__STATED PROBLEM__
In your copy, leave out the pictures and repeat the entries below exactly.

--- start of DATA TO PROCESS ---

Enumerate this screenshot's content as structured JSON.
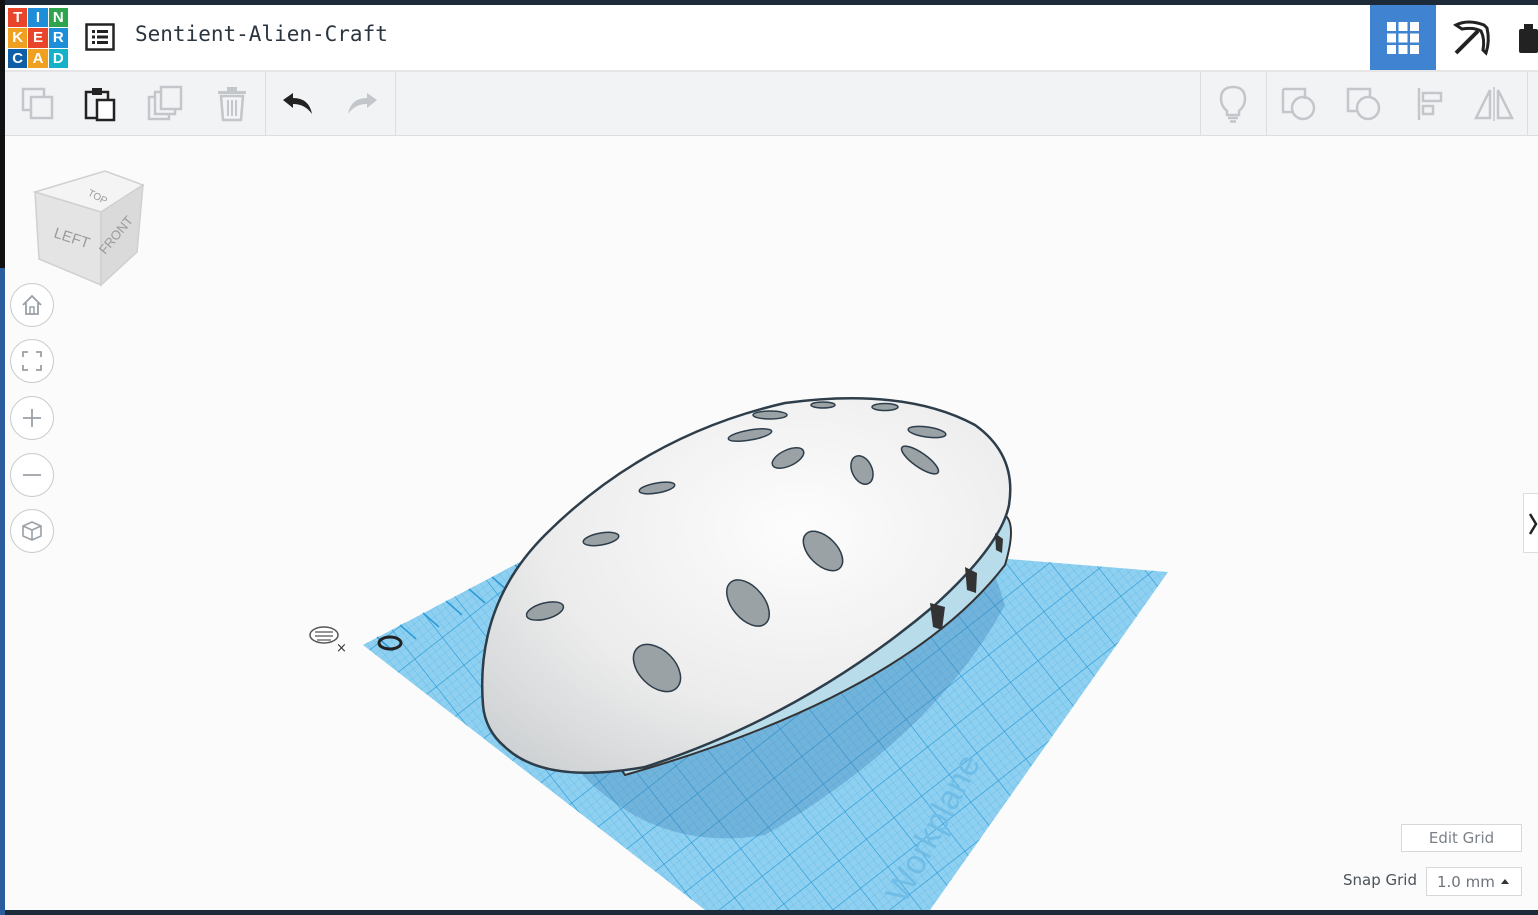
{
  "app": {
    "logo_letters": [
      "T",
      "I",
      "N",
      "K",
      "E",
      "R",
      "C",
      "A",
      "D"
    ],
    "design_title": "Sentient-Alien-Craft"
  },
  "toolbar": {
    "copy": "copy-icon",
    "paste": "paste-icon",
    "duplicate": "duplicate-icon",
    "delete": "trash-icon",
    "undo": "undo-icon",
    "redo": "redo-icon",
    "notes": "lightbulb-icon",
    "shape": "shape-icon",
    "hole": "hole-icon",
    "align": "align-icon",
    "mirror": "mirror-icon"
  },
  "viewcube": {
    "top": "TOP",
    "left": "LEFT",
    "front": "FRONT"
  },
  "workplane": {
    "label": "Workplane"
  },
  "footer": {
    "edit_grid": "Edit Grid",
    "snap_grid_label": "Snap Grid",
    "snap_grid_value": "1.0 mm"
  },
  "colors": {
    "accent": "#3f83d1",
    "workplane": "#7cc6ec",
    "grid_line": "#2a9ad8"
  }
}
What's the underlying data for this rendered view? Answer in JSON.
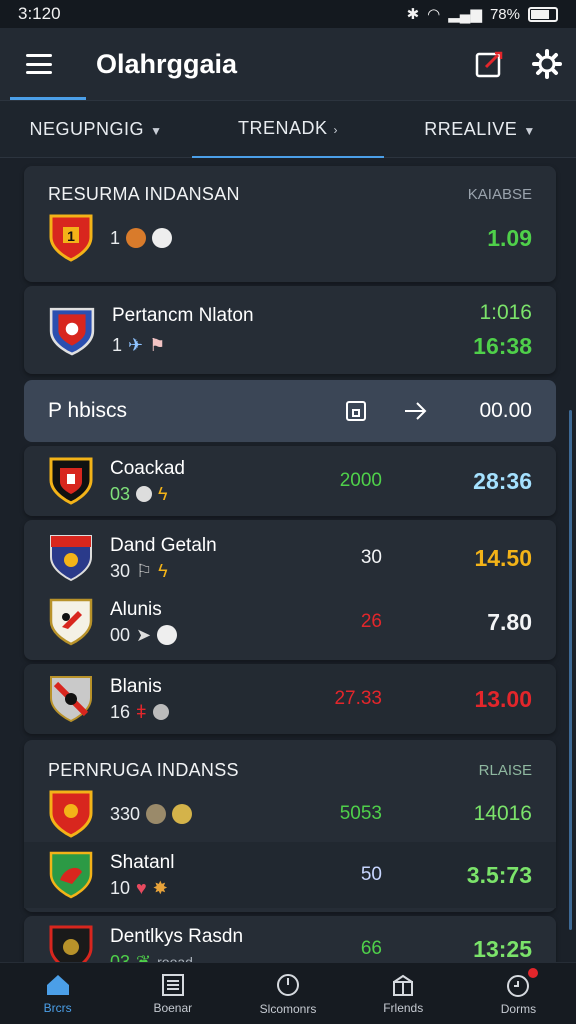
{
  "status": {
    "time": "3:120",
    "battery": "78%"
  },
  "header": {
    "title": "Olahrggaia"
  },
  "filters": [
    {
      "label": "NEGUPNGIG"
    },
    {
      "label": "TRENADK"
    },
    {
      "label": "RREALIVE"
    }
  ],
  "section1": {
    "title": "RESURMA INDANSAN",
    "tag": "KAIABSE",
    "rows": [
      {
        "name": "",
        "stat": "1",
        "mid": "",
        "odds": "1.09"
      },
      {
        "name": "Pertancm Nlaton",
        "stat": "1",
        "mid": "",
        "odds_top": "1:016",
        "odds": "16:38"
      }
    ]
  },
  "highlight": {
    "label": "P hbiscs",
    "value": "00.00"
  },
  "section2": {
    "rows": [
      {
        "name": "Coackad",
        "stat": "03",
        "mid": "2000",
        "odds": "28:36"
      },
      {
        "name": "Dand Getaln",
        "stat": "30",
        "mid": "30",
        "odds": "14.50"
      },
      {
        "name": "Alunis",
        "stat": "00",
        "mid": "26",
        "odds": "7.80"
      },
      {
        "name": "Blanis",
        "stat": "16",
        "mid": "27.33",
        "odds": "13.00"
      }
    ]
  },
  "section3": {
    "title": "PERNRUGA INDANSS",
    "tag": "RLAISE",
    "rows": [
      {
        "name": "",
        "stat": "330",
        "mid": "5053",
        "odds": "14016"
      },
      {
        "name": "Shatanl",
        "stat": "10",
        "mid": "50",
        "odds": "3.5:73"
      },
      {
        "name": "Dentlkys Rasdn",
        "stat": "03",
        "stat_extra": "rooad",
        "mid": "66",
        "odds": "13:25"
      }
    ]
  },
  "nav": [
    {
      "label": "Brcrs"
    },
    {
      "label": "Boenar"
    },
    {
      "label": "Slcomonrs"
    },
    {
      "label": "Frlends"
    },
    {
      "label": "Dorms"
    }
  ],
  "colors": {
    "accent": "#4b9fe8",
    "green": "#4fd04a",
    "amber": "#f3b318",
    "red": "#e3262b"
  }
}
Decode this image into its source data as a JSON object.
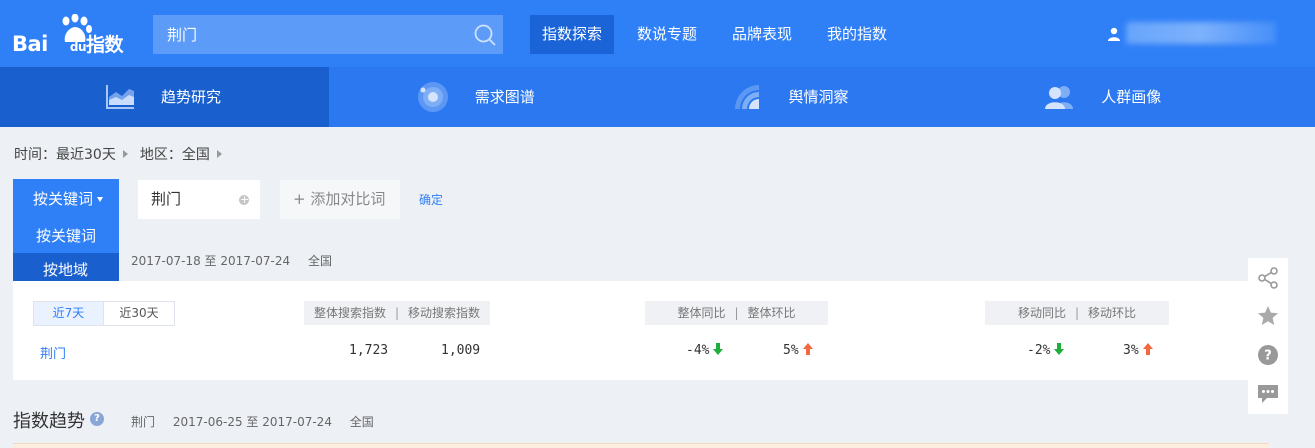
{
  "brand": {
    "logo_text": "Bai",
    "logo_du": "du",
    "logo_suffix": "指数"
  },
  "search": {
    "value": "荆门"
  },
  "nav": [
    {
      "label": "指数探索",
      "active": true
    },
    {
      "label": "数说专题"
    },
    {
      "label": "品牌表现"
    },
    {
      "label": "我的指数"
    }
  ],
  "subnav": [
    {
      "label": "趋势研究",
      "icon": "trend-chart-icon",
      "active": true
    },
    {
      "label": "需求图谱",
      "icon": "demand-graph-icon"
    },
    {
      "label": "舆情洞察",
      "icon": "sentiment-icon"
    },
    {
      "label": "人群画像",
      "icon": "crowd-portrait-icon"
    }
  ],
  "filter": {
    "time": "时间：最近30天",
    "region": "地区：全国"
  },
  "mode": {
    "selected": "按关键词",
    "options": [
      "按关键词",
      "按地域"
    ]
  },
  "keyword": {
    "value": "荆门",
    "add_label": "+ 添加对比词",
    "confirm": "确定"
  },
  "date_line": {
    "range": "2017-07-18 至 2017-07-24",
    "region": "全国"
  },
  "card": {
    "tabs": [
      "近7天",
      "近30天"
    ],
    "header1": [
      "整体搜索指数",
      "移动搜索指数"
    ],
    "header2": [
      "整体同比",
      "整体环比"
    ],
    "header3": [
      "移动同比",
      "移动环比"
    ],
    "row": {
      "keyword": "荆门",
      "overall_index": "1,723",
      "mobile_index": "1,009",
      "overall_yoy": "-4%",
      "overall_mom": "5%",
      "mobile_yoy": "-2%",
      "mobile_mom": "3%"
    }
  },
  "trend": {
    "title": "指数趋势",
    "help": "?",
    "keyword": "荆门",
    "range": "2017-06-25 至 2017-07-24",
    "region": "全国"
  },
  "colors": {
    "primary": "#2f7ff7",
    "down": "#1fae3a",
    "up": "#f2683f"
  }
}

--- end of DATA TO PROCESS ---

__WRITTEN RESPONSE__
Enumerate this screenshot's content as structured JSON.
{
  "app": {
    "logo_letters": [
      "T",
      "I",
      "N",
      "K",
      "E",
      "R",
      "C",
      "A",
      "D"
    ],
    "design_title": "Sentient-Alien-Craft"
  },
  "toolbar": {
    "copy": "copy-icon",
    "paste": "paste-icon",
    "duplicate": "duplicate-icon",
    "delete": "trash-icon",
    "undo": "undo-icon",
    "redo": "redo-icon",
    "notes": "lightbulb-icon",
    "shape": "shape-icon",
    "hole": "hole-icon",
    "align": "align-icon",
    "mirror": "mirror-icon"
  },
  "viewcube": {
    "top": "TOP",
    "left": "LEFT",
    "front": "FRONT"
  },
  "workplane": {
    "label": "Workplane"
  },
  "footer": {
    "edit_grid": "Edit Grid",
    "snap_grid_label": "Snap Grid",
    "snap_grid_value": "1.0 mm"
  },
  "colors": {
    "accent": "#3f83d1",
    "workplane": "#7cc6ec",
    "grid_line": "#2a9ad8"
  }
}
What's the underlying data for this rendered view? Answer in JSON.
{
  "status": {
    "time": "3:120",
    "battery": "78%"
  },
  "header": {
    "title": "Olahrggaia"
  },
  "filters": [
    {
      "label": "NEGUPNGIG"
    },
    {
      "label": "TRENADK"
    },
    {
      "label": "RREALIVE"
    }
  ],
  "section1": {
    "title": "RESURMA INDANSAN",
    "tag": "KAIABSE",
    "rows": [
      {
        "name": "",
        "stat": "1",
        "mid": "",
        "odds": "1.09"
      },
      {
        "name": "Pertancm Nlaton",
        "stat": "1",
        "mid": "",
        "odds_top": "1:016",
        "odds": "16:38"
      }
    ]
  },
  "highlight": {
    "label": "P hbiscs",
    "value": "00.00"
  },
  "section2": {
    "rows": [
      {
        "name": "Coackad",
        "stat": "03",
        "mid": "2000",
        "odds": "28:36"
      },
      {
        "name": "Dand Getaln",
        "stat": "30",
        "mid": "30",
        "odds": "14.50"
      },
      {
        "name": "Alunis",
        "stat": "00",
        "mid": "26",
        "odds": "7.80"
      },
      {
        "name": "Blanis",
        "stat": "16",
        "mid": "27.33",
        "odds": "13.00"
      }
    ]
  },
  "section3": {
    "title": "PERNRUGA INDANSS",
    "tag": "RLAISE",
    "rows": [
      {
        "name": "",
        "stat": "330",
        "mid": "5053",
        "odds": "14016"
      },
      {
        "name": "Shatanl",
        "stat": "10",
        "mid": "50",
        "odds": "3.5:73"
      },
      {
        "name": "Dentlkys Rasdn",
        "stat": "03",
        "stat_extra": "rooad",
        "mid": "66",
        "odds": "13:25"
      }
    ]
  },
  "nav": [
    {
      "label": "Brcrs"
    },
    {
      "label": "Boenar"
    },
    {
      "label": "Slcomonrs"
    },
    {
      "label": "Frlends"
    },
    {
      "label": "Dorms"
    }
  ],
  "colors": {
    "accent": "#4b9fe8",
    "green": "#4fd04a",
    "amber": "#f3b318",
    "red": "#e3262b"
  }
}
Decode this image into its source data as a JSON object.
{
  "brand": {
    "logo_text": "Bai",
    "logo_du": "du",
    "logo_suffix": "指数"
  },
  "search": {
    "value": "荆门"
  },
  "nav": [
    {
      "label": "指数探索",
      "active": true
    },
    {
      "label": "数说专题"
    },
    {
      "label": "品牌表现"
    },
    {
      "label": "我的指数"
    }
  ],
  "subnav": [
    {
      "label": "趋势研究",
      "icon": "trend-chart-icon",
      "active": true
    },
    {
      "label": "需求图谱",
      "icon": "demand-graph-icon"
    },
    {
      "label": "舆情洞察",
      "icon": "sentiment-icon"
    },
    {
      "label": "人群画像",
      "icon": "crowd-portrait-icon"
    }
  ],
  "filter": {
    "time": "时间：最近30天",
    "region": "地区：全国"
  },
  "mode": {
    "selected": "按关键词",
    "options": [
      "按关键词",
      "按地域"
    ]
  },
  "keyword": {
    "value": "荆门",
    "add_label": "+ 添加对比词",
    "confirm": "确定"
  },
  "date_line": {
    "range": "2017-07-18 至 2017-07-24",
    "region": "全国"
  },
  "card": {
    "tabs": [
      "近7天",
      "近30天"
    ],
    "header1": [
      "整体搜索指数",
      "移动搜索指数"
    ],
    "header2": [
      "整体同比",
      "整体环比"
    ],
    "header3": [
      "移动同比",
      "移动环比"
    ],
    "row": {
      "keyword": "荆门",
      "overall_index": "1,723",
      "mobile_index": "1,009",
      "overall_yoy": "-4%",
      "overall_mom": "5%",
      "mobile_yoy": "-2%",
      "mobile_mom": "3%"
    }
  },
  "trend": {
    "title": "指数趋势",
    "help": "?",
    "keyword": "荆门",
    "range": "2017-06-25 至 2017-07-24",
    "region": "全国"
  },
  "colors": {
    "primary": "#2f7ff7",
    "down": "#1fae3a",
    "up": "#f2683f"
  }
}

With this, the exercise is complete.